++++ RECORDS PROVIDED ++++
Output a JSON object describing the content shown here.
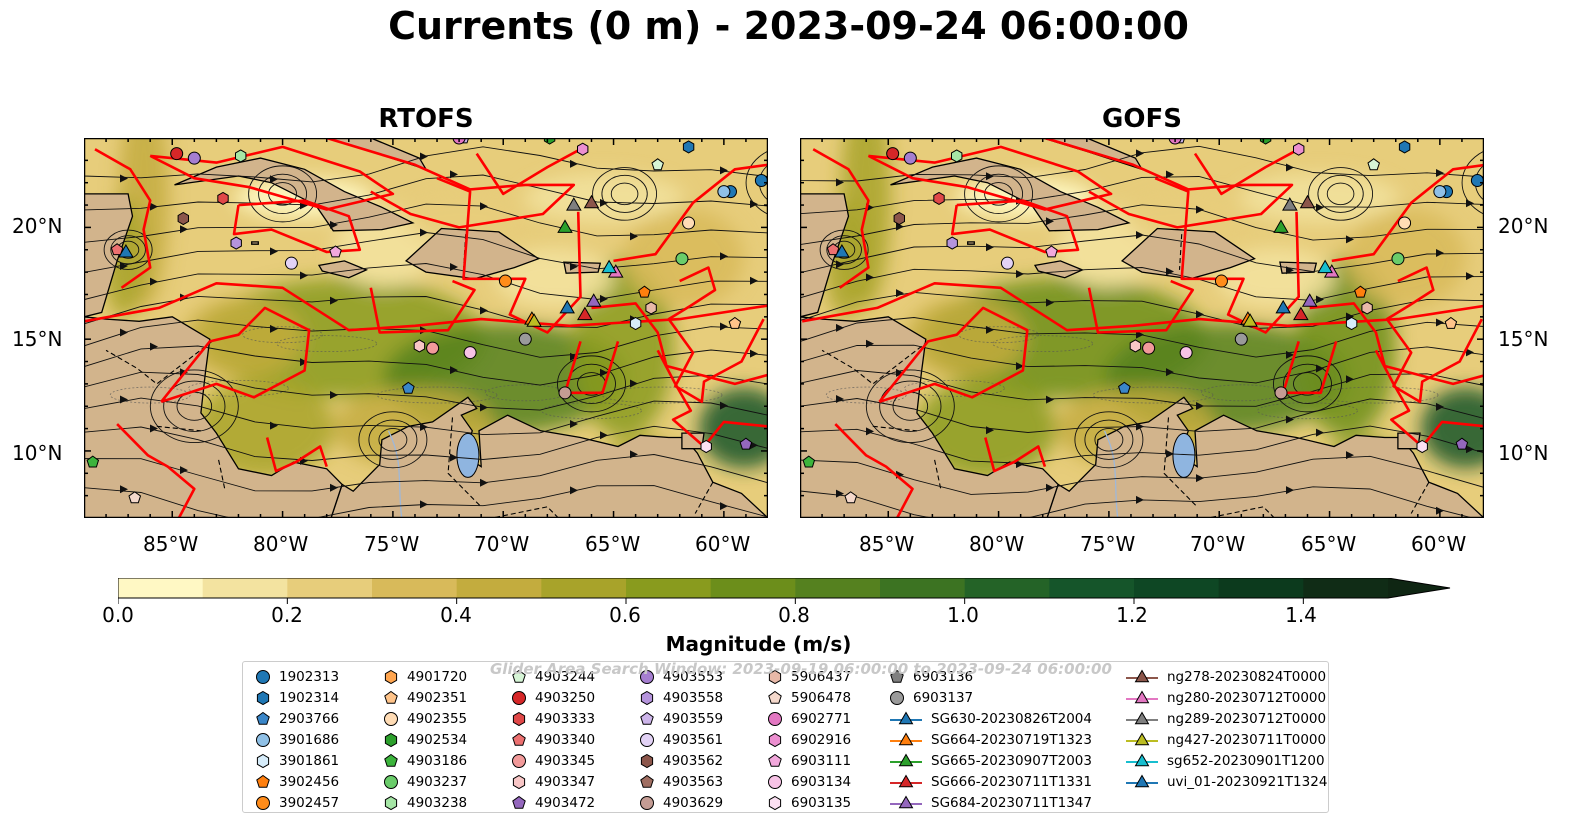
{
  "title": "Currents (0 m) - 2023-09-24 06:00:00",
  "panels": [
    {
      "title": "RTOFS"
    },
    {
      "title": "GOFS"
    }
  ],
  "x_ticks": [
    "85°W",
    "80°W",
    "75°W",
    "70°W",
    "65°W",
    "60°W"
  ],
  "y_ticks": [
    "20°N",
    "15°N",
    "10°N"
  ],
  "colorbar": {
    "label": "Magnitude (m/s)",
    "ticks": [
      "0.0",
      "0.2",
      "0.4",
      "0.6",
      "0.8",
      "1.0",
      "1.2",
      "1.4"
    ],
    "range": [
      0,
      1.5
    ],
    "colors": [
      "#fff8c4",
      "#f3e3a0",
      "#e7cd7b",
      "#d8ba5a",
      "#c3ac3e",
      "#a8a32a",
      "#899b1e",
      "#6c8e1b",
      "#55811f",
      "#3c7322",
      "#246327",
      "#15552a",
      "#0e4724",
      "#0c3a1d",
      "#102c16"
    ]
  },
  "watermark": "Glider Area Search Window: 2023-09-19 06:00:00 to 2023-09-24 06:00:00",
  "legend": [
    {
      "label": "1902313",
      "marker": "circle",
      "color": "#1f77b4"
    },
    {
      "label": "1902314",
      "marker": "hexagon",
      "color": "#1f77b4"
    },
    {
      "label": "2903766",
      "marker": "pentagon",
      "color": "#3a86c8"
    },
    {
      "label": "3901686",
      "marker": "circle",
      "color": "#8fc0e6"
    },
    {
      "label": "3901861",
      "marker": "hexagon",
      "color": "#d6ecfa"
    },
    {
      "label": "3902456",
      "marker": "pentagon",
      "color": "#ff7f0e"
    },
    {
      "label": "3902457",
      "marker": "circle",
      "color": "#ff8c1a"
    },
    {
      "label": "4901720",
      "marker": "hexagon",
      "color": "#ffa54f"
    },
    {
      "label": "4902351",
      "marker": "pentagon",
      "color": "#ffc48a"
    },
    {
      "label": "4902355",
      "marker": "circle",
      "color": "#ffdcb5"
    },
    {
      "label": "4902534",
      "marker": "hexagon",
      "color": "#2ca02c"
    },
    {
      "label": "4903186",
      "marker": "pentagon",
      "color": "#3cb43c"
    },
    {
      "label": "4903237",
      "marker": "circle",
      "color": "#6acc6a"
    },
    {
      "label": "4903238",
      "marker": "hexagon",
      "color": "#a6e6a6"
    },
    {
      "label": "4903244",
      "marker": "pentagon",
      "color": "#d6f5d6"
    },
    {
      "label": "4903250",
      "marker": "circle",
      "color": "#d62728"
    },
    {
      "label": "4903333",
      "marker": "hexagon",
      "color": "#e04848"
    },
    {
      "label": "4903340",
      "marker": "pentagon",
      "color": "#ec7070"
    },
    {
      "label": "4903345",
      "marker": "circle",
      "color": "#f29a9a"
    },
    {
      "label": "4903347",
      "marker": "hexagon",
      "color": "#f8c6c6"
    },
    {
      "label": "4903472",
      "marker": "pentagon",
      "color": "#9467bd"
    },
    {
      "label": "4903553",
      "marker": "circle",
      "color": "#a57ed0"
    },
    {
      "label": "4903558",
      "marker": "hexagon",
      "color": "#b594dc"
    },
    {
      "label": "4903559",
      "marker": "pentagon",
      "color": "#cdb5ea"
    },
    {
      "label": "4903561",
      "marker": "circle",
      "color": "#e2d2f5"
    },
    {
      "label": "4903562",
      "marker": "hexagon",
      "color": "#8c564b"
    },
    {
      "label": "4903563",
      "marker": "pentagon",
      "color": "#a06e62"
    },
    {
      "label": "4903629",
      "marker": "circle",
      "color": "#c49c94"
    },
    {
      "label": "5906437",
      "marker": "hexagon",
      "color": "#e8b9a8"
    },
    {
      "label": "5906478",
      "marker": "pentagon",
      "color": "#f5d9cc"
    },
    {
      "label": "6902771",
      "marker": "circle",
      "color": "#e377c2"
    },
    {
      "label": "6902916",
      "marker": "hexagon",
      "color": "#ec8fd0"
    },
    {
      "label": "6903111",
      "marker": "pentagon",
      "color": "#f2a8dc"
    },
    {
      "label": "6903134",
      "marker": "circle",
      "color": "#f7c3e6"
    },
    {
      "label": "6903135",
      "marker": "hexagon",
      "color": "#fbe0f2"
    },
    {
      "label": "6903136",
      "marker": "pentagon",
      "color": "#7f7f7f"
    },
    {
      "label": "6903137",
      "marker": "circle",
      "color": "#9a9a9a"
    },
    {
      "label": "SG630-20230826T2004",
      "marker": "triangle",
      "color": "#1f77b4"
    },
    {
      "label": "SG664-20230719T1323",
      "marker": "triangle",
      "color": "#ff7f0e"
    },
    {
      "label": "SG665-20230907T2003",
      "marker": "triangle",
      "color": "#2ca02c"
    },
    {
      "label": "SG666-20230711T1331",
      "marker": "triangle",
      "color": "#d62728"
    },
    {
      "label": "SG684-20230711T1347",
      "marker": "triangle",
      "color": "#9467bd"
    },
    {
      "label": "ng278-20230824T0000",
      "marker": "triangle",
      "color": "#8c564b"
    },
    {
      "label": "ng280-20230712T0000",
      "marker": "triangle",
      "color": "#e377c2"
    },
    {
      "label": "ng289-20230712T0000",
      "marker": "triangle",
      "color": "#7f7f7f"
    },
    {
      "label": "ng427-20230711T0000",
      "marker": "triangle",
      "color": "#bcbd22"
    },
    {
      "label": "sg652-20230901T1200",
      "marker": "triangle",
      "color": "#17becf"
    },
    {
      "label": "uvi_01-20230921T1324",
      "marker": "triangle",
      "color": "#1f77b4"
    }
  ],
  "map_extent": {
    "lon": [
      -89,
      -58
    ],
    "lat": [
      7,
      24
    ]
  },
  "colors": {
    "land": "#d2b48c",
    "glider_window": "#ff0000",
    "coastline": "#000000"
  }
}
++++
- [GIVEN REQUEST]
Find the lines holding "title" and list every one.

- [WRITTEN RESPONSE]
  "title": "Currents (0 m) - 2023-09-24 06:00:00",
      "title": "RTOFS"
      "title": "GOFS"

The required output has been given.